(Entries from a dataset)
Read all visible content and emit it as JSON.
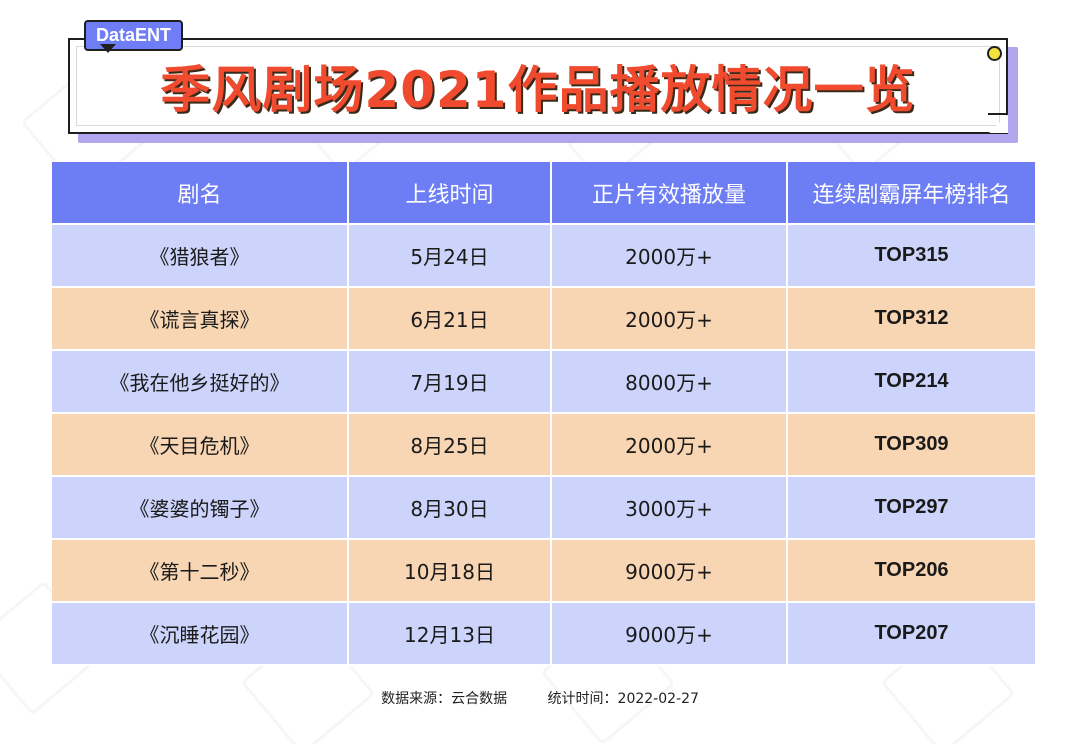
{
  "tag": "DataENT",
  "title": "季风剧场2021作品播放情况一览",
  "table": {
    "headers": [
      "剧名",
      "上线时间",
      "正片有效播放量",
      "连续剧霸屏年榜排名"
    ],
    "rows": [
      {
        "name": "《猎狼者》",
        "date": "5月24日",
        "plays": "2000万+",
        "rank": "TOP315"
      },
      {
        "name": "《谎言真探》",
        "date": "6月21日",
        "plays": "2000万+",
        "rank": "TOP312"
      },
      {
        "name": "《我在他乡挺好的》",
        "date": "7月19日",
        "plays": "8000万+",
        "rank": "TOP214"
      },
      {
        "name": "《天目危机》",
        "date": "8月25日",
        "plays": "2000万+",
        "rank": "TOP309"
      },
      {
        "name": "《婆婆的镯子》",
        "date": "8月30日",
        "plays": "3000万+",
        "rank": "TOP297"
      },
      {
        "name": "《第十二秒》",
        "date": "10月18日",
        "plays": "9000万+",
        "rank": "TOP206"
      },
      {
        "name": "《沉睡花园》",
        "date": "12月13日",
        "plays": "9000万+",
        "rank": "TOP207"
      }
    ]
  },
  "footer": {
    "source": "数据来源：云合数据",
    "stat_time": "统计时间：2022-02-27"
  },
  "colors": {
    "header_bg": "#6d7ef5",
    "row_blue": "#cdd4fb",
    "row_orange": "#f8d5b3",
    "title_red": "#f04b2e",
    "shadow_purple": "#b2a6ef"
  }
}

(Set exercise)
Set the pictures aside and transcribe the data above exactly.

(Exercise response)
Read all visible content and emit it as JSON.
{
  "tag": "DataENT",
  "title": "季风剧场2021作品播放情况一览",
  "table": {
    "headers": [
      "剧名",
      "上线时间",
      "正片有效播放量",
      "连续剧霸屏年榜排名"
    ],
    "rows": [
      {
        "name": "《猎狼者》",
        "date": "5月24日",
        "plays": "2000万+",
        "rank": "TOP315"
      },
      {
        "name": "《谎言真探》",
        "date": "6月21日",
        "plays": "2000万+",
        "rank": "TOP312"
      },
      {
        "name": "《我在他乡挺好的》",
        "date": "7月19日",
        "plays": "8000万+",
        "rank": "TOP214"
      },
      {
        "name": "《天目危机》",
        "date": "8月25日",
        "plays": "2000万+",
        "rank": "TOP309"
      },
      {
        "name": "《婆婆的镯子》",
        "date": "8月30日",
        "plays": "3000万+",
        "rank": "TOP297"
      },
      {
        "name": "《第十二秒》",
        "date": "10月18日",
        "plays": "9000万+",
        "rank": "TOP206"
      },
      {
        "name": "《沉睡花园》",
        "date": "12月13日",
        "plays": "9000万+",
        "rank": "TOP207"
      }
    ]
  },
  "footer": {
    "source": "数据来源：云合数据",
    "stat_time": "统计时间：2022-02-27"
  },
  "colors": {
    "header_bg": "#6d7ef5",
    "row_blue": "#cdd4fb",
    "row_orange": "#f8d5b3",
    "title_red": "#f04b2e",
    "shadow_purple": "#b2a6ef"
  }
}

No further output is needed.